Count how many lines hold the word "like" and give that number as the whole answer.

Dataset entries:
------------------------

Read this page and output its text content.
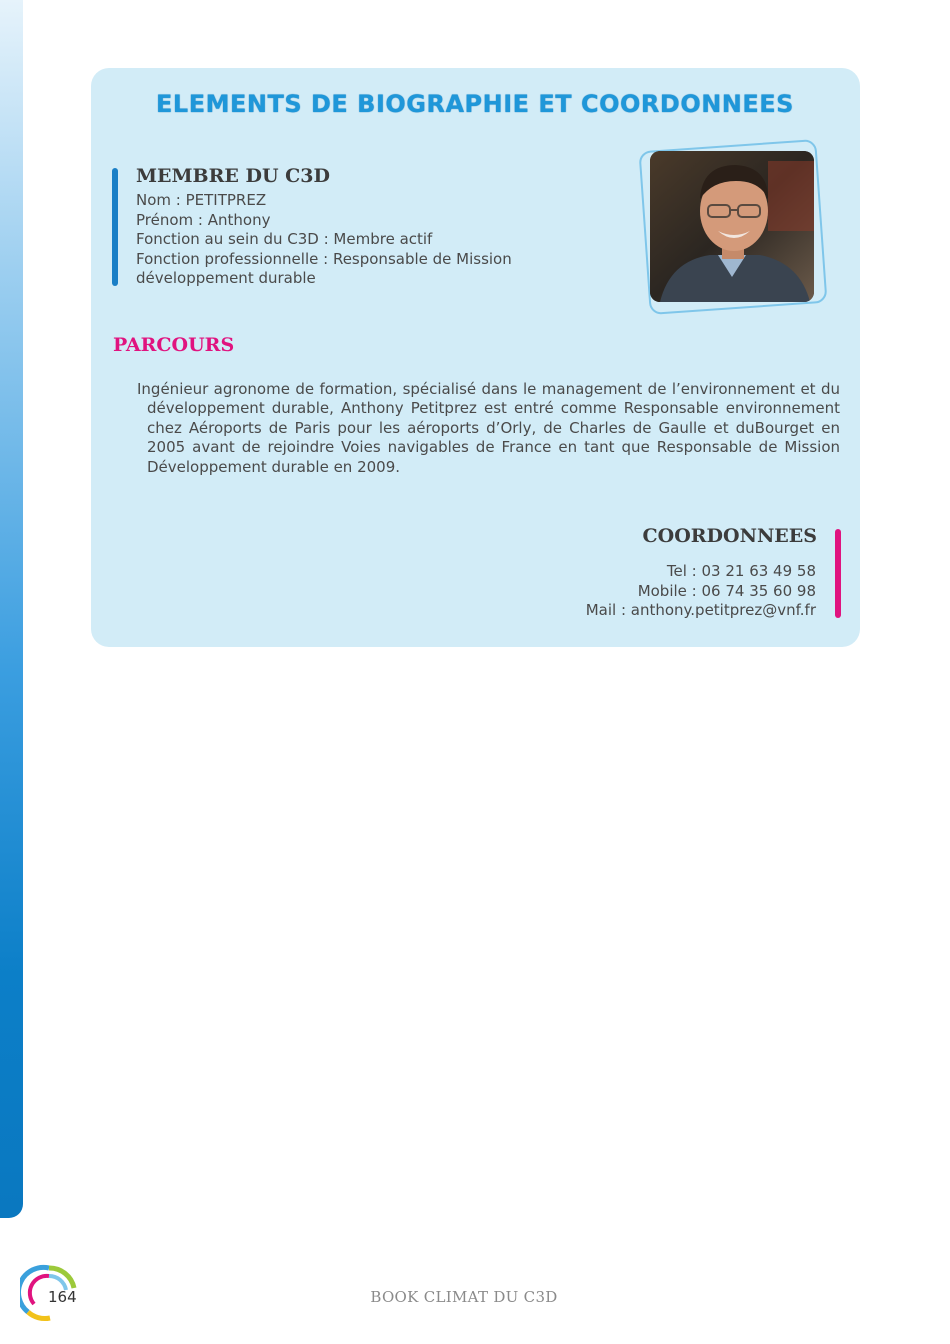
ELEMENTS DE BIOGRAPHIE ET COORDONNEES
MEMBRE DU C3D
Nom : PETITPREZ
Prénom : Anthony
Fonction au sein du C3D : Membre actif
Fonction professionnelle : Responsable de Mission développement durable
PARCOURS

Ingénieur agronome de formation, spécialisé dans le management de l’environnement et du développement durable, Anthony Petitprez est entré comme Responsable environnement chez Aéroports de Paris pour les aéroports d’Orly, de Charles de Gaulle et duBourget en 2005 avant de rejoindre Voies navigables de France en tant que Responsable de Mission Développement durable en 2009.

COORDONNEES
Tel : 03 21 63 49 58
Mobile : 06 74 35 60 98
Mail : anthony.petitprez@vnf.fr
164	BOOK CLIMAT DU C3D
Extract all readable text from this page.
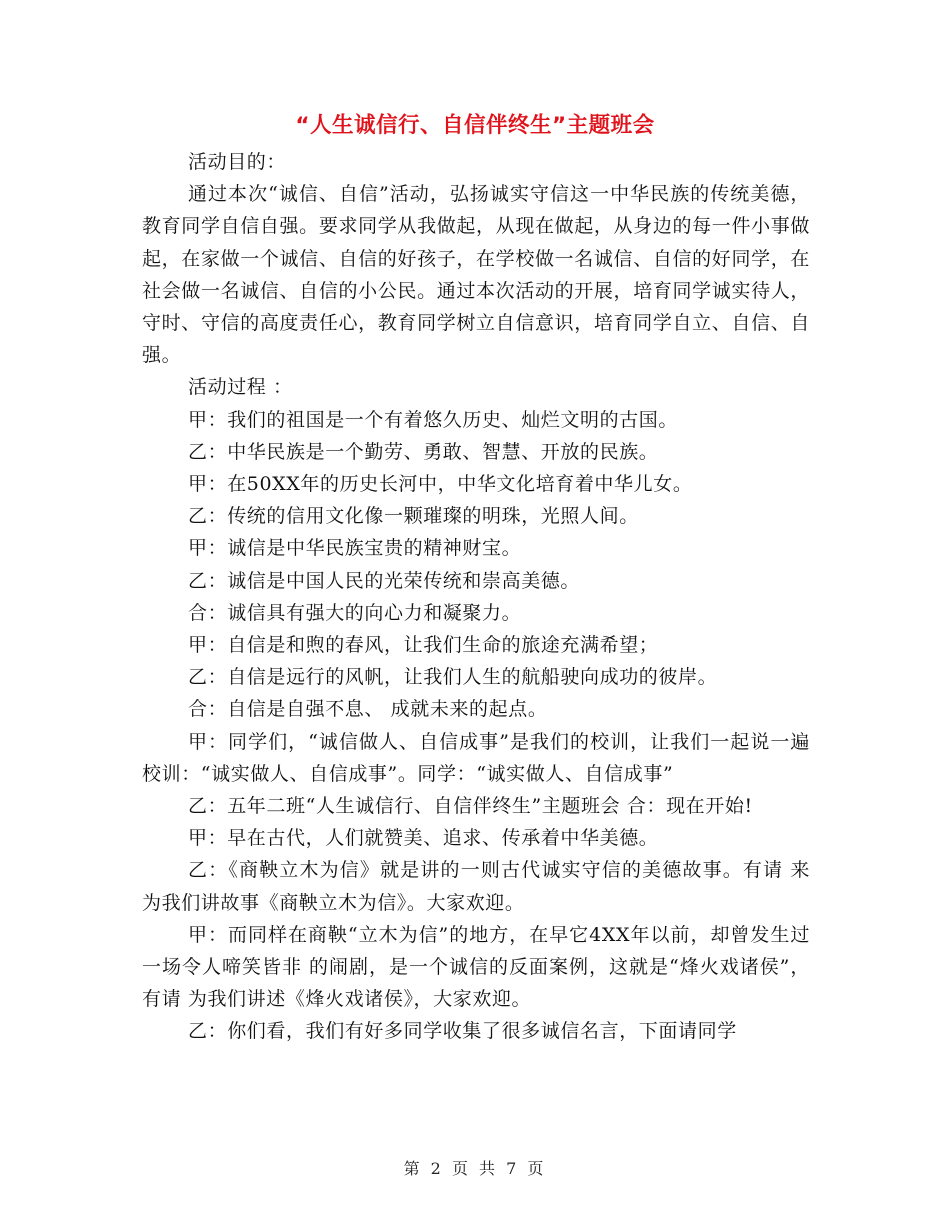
“人生诚信行、自信伴终生”主题班会

活动目的：

通过本次“诚信、自信”活动，弘扬诚实守信这一中华民族的传统美德，教育同学自信自强。要求同学从我做起，从现在做起，从身边的每一件小事做起，在家做一个诚信、自信的好孩子，在学校做一名诚信、自信的好同学，在社会做一名诚信、自信的小公民。通过本次活动的开展，培育同学诚实待人，守时、守信的高度责任心，教育同学树立自信意识，培育同学自立、自信、自强。

活动过程 ：

甲：我们的祖国是一个有着悠久历史、灿烂文明的古国。

乙：中华民族是一个勤劳、勇敢、智慧、开放的民族。

甲：在50XX年的历史长河中，中华文化培育着中华儿女。

乙：传统的信用文化像一颗璀璨的明珠，光照人间。

甲：诚信是中华民族宝贵的精神财宝。

乙：诚信是中国人民的光荣传统和崇高美德。

合：诚信具有强大的向心力和凝聚力。

甲：自信是和煦的春风，让我们生命的旅途充满希望；

乙：自信是远行的风帆，让我们人生的航船驶向成功的彼岸。

合：自信是自强不息、 成就未来的起点。

甲：同学们，“诚信做人、自信成事”是我们的校训，让我们一起说一遍校训：“诚实做人、自信成事”。同学：“诚实做人、自信成事”

乙：五年二班“人生诚信行、自信伴终生”主题班会 合：现在开始!

甲：早在古代，人们就赞美、追求、传承着中华美德。

乙：《商鞅立木为信》就是讲的一则古代诚实守信的美德故事。有请 来为我们讲故事《商鞅立木为信》。大家欢迎。

甲：而同样在商鞅“立木为信”的地方，在早它4XX年以前，却曾发生过一场令人啼笑皆非 的闹剧，是一个诚信的反面案例，这就是“烽火戏诸侯”，有请 为我们讲述《烽火戏诸侯》，大家欢迎。

乙：你们看，我们有好多同学收集了很多诚信名言，下面请同学

第 2 页 共 7 页
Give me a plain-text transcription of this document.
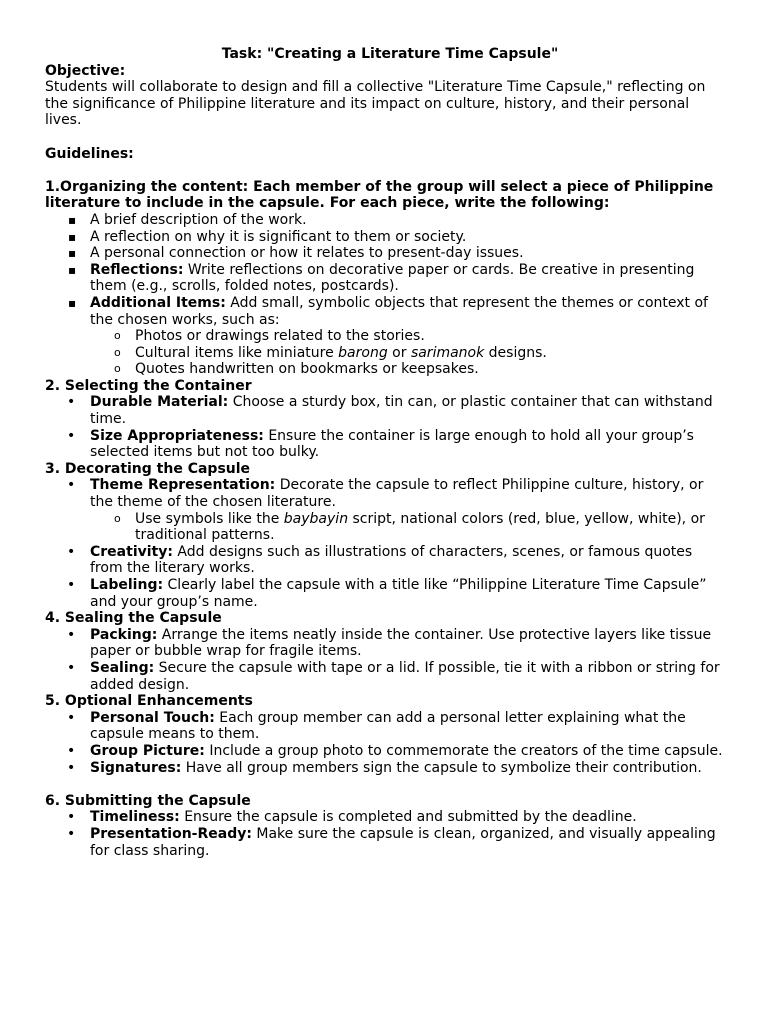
Task: "Creating a Literature Time Capsule"
Objective:
Students will collaborate to design and fill a collective "Literature Time Capsule," reflecting on the significance of Philippine literature and its impact on culture, history, and their personal lives.
Guidelines:
1.Organizing the content: Each member of the group will select a piece of Philippine literature to include in the capsule. For each piece, write the following:
▪ A brief description of the work.
▪ A reflection on why it is significant to them or society.
▪ A personal connection or how it relates to present-day issues.
▪ Reflections: Write reflections on decorative paper or cards. Be creative in presenting them (e.g., scrolls, folded notes, postcards).
▪ Additional Items: Add small, symbolic objects that represent the themes or context of the chosen works, such as:
o Photos or drawings related to the stories.
o Cultural items like miniature barong or sarimanok designs.
o Quotes handwritten on bookmarks or keepsakes.
2. Selecting the Container
• Durable Material: Choose a sturdy box, tin can, or plastic container that can withstand time.
• Size Appropriateness: Ensure the container is large enough to hold all your group’s selected items but not too bulky.
3. Decorating the Capsule
• Theme Representation: Decorate the capsule to reflect Philippine culture, history, or the theme of the chosen literature.
o Use symbols like the baybayin script, national colors (red, blue, yellow, white), or traditional patterns.
• Creativity: Add designs such as illustrations of characters, scenes, or famous quotes from the literary works.
• Labeling: Clearly label the capsule with a title like “Philippine Literature Time Capsule” and your group’s name.
4. Sealing the Capsule
• Packing: Arrange the items neatly inside the container. Use protective layers like tissue paper or bubble wrap for fragile items.
• Sealing: Secure the capsule with tape or a lid. If possible, tie it with a ribbon or string for added design.
5. Optional Enhancements
• Personal Touch: Each group member can add a personal letter explaining what the capsule means to them.
• Group Picture: Include a group photo to commemorate the creators of the time capsule.
• Signatures: Have all group members sign the capsule to symbolize their contribution.
6. Submitting the Capsule
• Timeliness: Ensure the capsule is completed and submitted by the deadline.
• Presentation-Ready: Make sure the capsule is clean, organized, and visually appealing for class sharing.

------------------------

Solution to the problem >> 4